>>>

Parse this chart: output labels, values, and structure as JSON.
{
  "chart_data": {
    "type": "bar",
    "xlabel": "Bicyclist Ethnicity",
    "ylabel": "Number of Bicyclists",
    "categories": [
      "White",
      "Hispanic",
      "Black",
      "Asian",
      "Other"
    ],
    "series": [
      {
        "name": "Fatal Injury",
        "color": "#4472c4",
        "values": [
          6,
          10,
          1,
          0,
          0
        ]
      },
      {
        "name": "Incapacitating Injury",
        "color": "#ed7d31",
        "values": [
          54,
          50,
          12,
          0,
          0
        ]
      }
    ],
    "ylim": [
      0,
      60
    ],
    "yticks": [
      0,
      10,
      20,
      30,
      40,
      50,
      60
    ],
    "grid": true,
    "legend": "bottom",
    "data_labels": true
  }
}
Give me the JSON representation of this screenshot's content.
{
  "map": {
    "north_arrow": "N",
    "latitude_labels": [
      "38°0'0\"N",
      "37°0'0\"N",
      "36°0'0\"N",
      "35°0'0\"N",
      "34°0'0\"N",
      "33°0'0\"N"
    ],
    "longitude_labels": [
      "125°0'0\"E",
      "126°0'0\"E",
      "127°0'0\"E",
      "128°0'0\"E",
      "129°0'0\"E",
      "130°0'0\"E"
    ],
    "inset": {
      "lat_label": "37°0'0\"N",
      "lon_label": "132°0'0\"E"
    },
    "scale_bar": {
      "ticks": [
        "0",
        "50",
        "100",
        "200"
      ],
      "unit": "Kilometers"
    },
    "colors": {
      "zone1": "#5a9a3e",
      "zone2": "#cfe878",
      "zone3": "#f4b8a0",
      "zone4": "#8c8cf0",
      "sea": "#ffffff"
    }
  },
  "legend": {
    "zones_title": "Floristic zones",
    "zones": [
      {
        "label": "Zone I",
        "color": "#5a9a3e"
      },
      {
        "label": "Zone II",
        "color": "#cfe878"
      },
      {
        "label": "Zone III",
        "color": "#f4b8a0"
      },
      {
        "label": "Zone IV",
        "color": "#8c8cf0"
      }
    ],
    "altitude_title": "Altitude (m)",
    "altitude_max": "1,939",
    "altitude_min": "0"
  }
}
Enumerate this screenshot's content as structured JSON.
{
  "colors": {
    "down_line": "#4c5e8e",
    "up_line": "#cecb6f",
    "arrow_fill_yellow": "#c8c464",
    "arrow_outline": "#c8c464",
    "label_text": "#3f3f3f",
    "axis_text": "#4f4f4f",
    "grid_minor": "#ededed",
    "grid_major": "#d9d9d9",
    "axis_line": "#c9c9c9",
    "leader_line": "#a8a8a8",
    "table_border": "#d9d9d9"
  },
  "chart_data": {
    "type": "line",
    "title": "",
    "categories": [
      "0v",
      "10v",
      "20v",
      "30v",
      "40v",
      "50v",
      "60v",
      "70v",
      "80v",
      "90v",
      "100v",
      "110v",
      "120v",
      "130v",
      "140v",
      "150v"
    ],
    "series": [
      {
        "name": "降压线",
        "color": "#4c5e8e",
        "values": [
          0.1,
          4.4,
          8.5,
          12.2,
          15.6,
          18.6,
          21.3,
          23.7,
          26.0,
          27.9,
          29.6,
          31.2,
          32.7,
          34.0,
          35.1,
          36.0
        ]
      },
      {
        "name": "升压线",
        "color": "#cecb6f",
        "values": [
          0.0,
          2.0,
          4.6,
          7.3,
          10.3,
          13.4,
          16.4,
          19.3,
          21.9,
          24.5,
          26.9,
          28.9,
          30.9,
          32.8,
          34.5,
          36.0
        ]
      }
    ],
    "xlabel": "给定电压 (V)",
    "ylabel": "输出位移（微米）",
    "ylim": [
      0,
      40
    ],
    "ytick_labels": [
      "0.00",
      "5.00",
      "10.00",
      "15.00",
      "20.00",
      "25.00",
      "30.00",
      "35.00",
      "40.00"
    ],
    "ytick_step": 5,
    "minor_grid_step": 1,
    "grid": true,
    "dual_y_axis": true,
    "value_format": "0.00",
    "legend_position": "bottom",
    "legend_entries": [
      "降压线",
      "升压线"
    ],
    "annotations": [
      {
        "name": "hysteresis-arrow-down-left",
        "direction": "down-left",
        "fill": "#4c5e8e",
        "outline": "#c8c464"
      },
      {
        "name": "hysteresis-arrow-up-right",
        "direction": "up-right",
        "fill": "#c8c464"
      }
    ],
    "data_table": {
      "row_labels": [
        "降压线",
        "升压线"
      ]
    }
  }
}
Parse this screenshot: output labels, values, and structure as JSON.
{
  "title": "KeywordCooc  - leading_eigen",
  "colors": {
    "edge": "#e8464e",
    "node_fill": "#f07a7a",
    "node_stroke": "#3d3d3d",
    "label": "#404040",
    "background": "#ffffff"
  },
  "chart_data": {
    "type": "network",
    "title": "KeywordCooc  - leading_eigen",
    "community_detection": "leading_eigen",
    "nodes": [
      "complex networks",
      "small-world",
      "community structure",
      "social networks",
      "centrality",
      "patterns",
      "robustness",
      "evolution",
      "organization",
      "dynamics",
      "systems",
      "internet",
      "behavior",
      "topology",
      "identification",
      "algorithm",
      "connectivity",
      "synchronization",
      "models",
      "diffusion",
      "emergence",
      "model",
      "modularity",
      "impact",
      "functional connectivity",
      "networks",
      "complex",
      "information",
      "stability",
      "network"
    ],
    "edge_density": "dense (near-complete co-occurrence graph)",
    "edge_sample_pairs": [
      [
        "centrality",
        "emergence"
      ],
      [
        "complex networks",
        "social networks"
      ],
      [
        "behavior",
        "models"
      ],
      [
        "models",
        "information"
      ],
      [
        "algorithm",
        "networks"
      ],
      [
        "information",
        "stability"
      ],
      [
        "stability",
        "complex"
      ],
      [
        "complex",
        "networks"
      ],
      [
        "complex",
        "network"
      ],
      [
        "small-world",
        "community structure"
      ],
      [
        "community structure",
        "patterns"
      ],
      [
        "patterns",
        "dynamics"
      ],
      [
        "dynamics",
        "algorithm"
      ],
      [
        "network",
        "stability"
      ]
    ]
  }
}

<<<

> Task details:
Copy down the whole of the data above, matching it exactly.

> Result for this exercise:
Parse this chart: output labels, values, and structure as JSON.
{
  "chart_data": {
    "type": "bar",
    "xlabel": "Bicyclist Ethnicity",
    "ylabel": "Number of Bicyclists",
    "categories": [
      "White",
      "Hispanic",
      "Black",
      "Asian",
      "Other"
    ],
    "series": [
      {
        "name": "Fatal Injury",
        "color": "#4472c4",
        "values": [
          6,
          10,
          1,
          0,
          0
        ]
      },
      {
        "name": "Incapacitating Injury",
        "color": "#ed7d31",
        "values": [
          54,
          50,
          12,
          0,
          0
        ]
      }
    ],
    "ylim": [
      0,
      60
    ],
    "yticks": [
      0,
      10,
      20,
      30,
      40,
      50,
      60
    ],
    "grid": true,
    "legend": "bottom",
    "data_labels": true
  }
}
Give me the JSON representation of this screenshot's content.
{
  "map": {
    "north_arrow": "N",
    "latitude_labels": [
      "38°0'0\"N",
      "37°0'0\"N",
      "36°0'0\"N",
      "35°0'0\"N",
      "34°0'0\"N",
      "33°0'0\"N"
    ],
    "longitude_labels": [
      "125°0'0\"E",
      "126°0'0\"E",
      "127°0'0\"E",
      "128°0'0\"E",
      "129°0'0\"E",
      "130°0'0\"E"
    ],
    "inset": {
      "lat_label": "37°0'0\"N",
      "lon_label": "132°0'0\"E"
    },
    "scale_bar": {
      "ticks": [
        "0",
        "50",
        "100",
        "200"
      ],
      "unit": "Kilometers"
    },
    "colors": {
      "zone1": "#5a9a3e",
      "zone2": "#cfe878",
      "zone3": "#f4b8a0",
      "zone4": "#8c8cf0",
      "sea": "#ffffff"
    }
  },
  "legend": {
    "zones_title": "Floristic zones",
    "zones": [
      {
        "label": "Zone I",
        "color": "#5a9a3e"
      },
      {
        "label": "Zone II",
        "color": "#cfe878"
      },
      {
        "label": "Zone III",
        "color": "#f4b8a0"
      },
      {
        "label": "Zone IV",
        "color": "#8c8cf0"
      }
    ],
    "altitude_title": "Altitude (m)",
    "altitude_max": "1,939",
    "altitude_min": "0"
  }
}
Enumerate this screenshot's content as structured JSON.
{
  "colors": {
    "down_line": "#4c5e8e",
    "up_line": "#cecb6f",
    "arrow_fill_yellow": "#c8c464",
    "arrow_outline": "#c8c464",
    "label_text": "#3f3f3f",
    "axis_text": "#4f4f4f",
    "grid_minor": "#ededed",
    "grid_major": "#d9d9d9",
    "axis_line": "#c9c9c9",
    "leader_line": "#a8a8a8",
    "table_border": "#d9d9d9"
  },
  "chart_data": {
    "type": "line",
    "title": "",
    "categories": [
      "0v",
      "10v",
      "20v",
      "30v",
      "40v",
      "50v",
      "60v",
      "70v",
      "80v",
      "90v",
      "100v",
      "110v",
      "120v",
      "130v",
      "140v",
      "150v"
    ],
    "series": [
      {
        "name": "降压线",
        "color": "#4c5e8e",
        "values": [
          0.1,
          4.4,
          8.5,
          12.2,
          15.6,
          18.6,
          21.3,
          23.7,
          26.0,
          27.9,
          29.6,
          31.2,
          32.7,
          34.0,
          35.1,
          36.0
        ]
      },
      {
        "name": "升压线",
        "color": "#cecb6f",
        "values": [
          0.0,
          2.0,
          4.6,
          7.3,
          10.3,
          13.4,
          16.4,
          19.3,
          21.9,
          24.5,
          26.9,
          28.9,
          30.9,
          32.8,
          34.5,
          36.0
        ]
      }
    ],
    "xlabel": "给定电压 (V)",
    "ylabel": "输出位移（微米）",
    "ylim": [
      0,
      40
    ],
    "ytick_labels": [
      "0.00",
      "5.00",
      "10.00",
      "15.00",
      "20.00",
      "25.00",
      "30.00",
      "35.00",
      "40.00"
    ],
    "ytick_step": 5,
    "minor_grid_step": 1,
    "grid": true,
    "dual_y_axis": true,
    "value_format": "0.00",
    "legend_position": "bottom",
    "legend_entries": [
      "降压线",
      "升压线"
    ],
    "annotations": [
      {
        "name": "hysteresis-arrow-down-left",
        "direction": "down-left",
        "fill": "#4c5e8e",
        "outline": "#c8c464"
      },
      {
        "name": "hysteresis-arrow-up-right",
        "direction": "up-right",
        "fill": "#c8c464"
      }
    ],
    "data_table": {
      "row_labels": [
        "降压线",
        "升压线"
      ]
    }
  }
}
Parse this screenshot: output labels, values, and structure as JSON.
{
  "title": "KeywordCooc  - leading_eigen",
  "colors": {
    "edge": "#e8464e",
    "node_fill": "#f07a7a",
    "node_stroke": "#3d3d3d",
    "label": "#404040",
    "background": "#ffffff"
  },
  "chart_data": {
    "type": "network",
    "title": "KeywordCooc  - leading_eigen",
    "community_detection": "leading_eigen",
    "nodes": [
      "complex networks",
      "small-world",
      "community structure",
      "social networks",
      "centrality",
      "patterns",
      "robustness",
      "evolution",
      "organization",
      "dynamics",
      "systems",
      "internet",
      "behavior",
      "topology",
      "identification",
      "algorithm",
      "connectivity",
      "synchronization",
      "models",
      "diffusion",
      "emergence",
      "model",
      "modularity",
      "impact",
      "functional connectivity",
      "networks",
      "complex",
      "information",
      "stability",
      "network"
    ],
    "edge_density": "dense (near-complete co-occurrence graph)",
    "edge_sample_pairs": [
      [
        "centrality",
        "emergence"
      ],
      [
        "complex networks",
        "social networks"
      ],
      [
        "behavior",
        "models"
      ],
      [
        "models",
        "information"
      ],
      [
        "algorithm",
        "networks"
      ],
      [
        "information",
        "stability"
      ],
      [
        "stability",
        "complex"
      ],
      [
        "complex",
        "networks"
      ],
      [
        "complex",
        "network"
      ],
      [
        "small-world",
        "community structure"
      ],
      [
        "community structure",
        "patterns"
      ],
      [
        "patterns",
        "dynamics"
      ],
      [
        "dynamics",
        "algorithm"
      ],
      [
        "network",
        "stability"
      ]
    ]
  }
}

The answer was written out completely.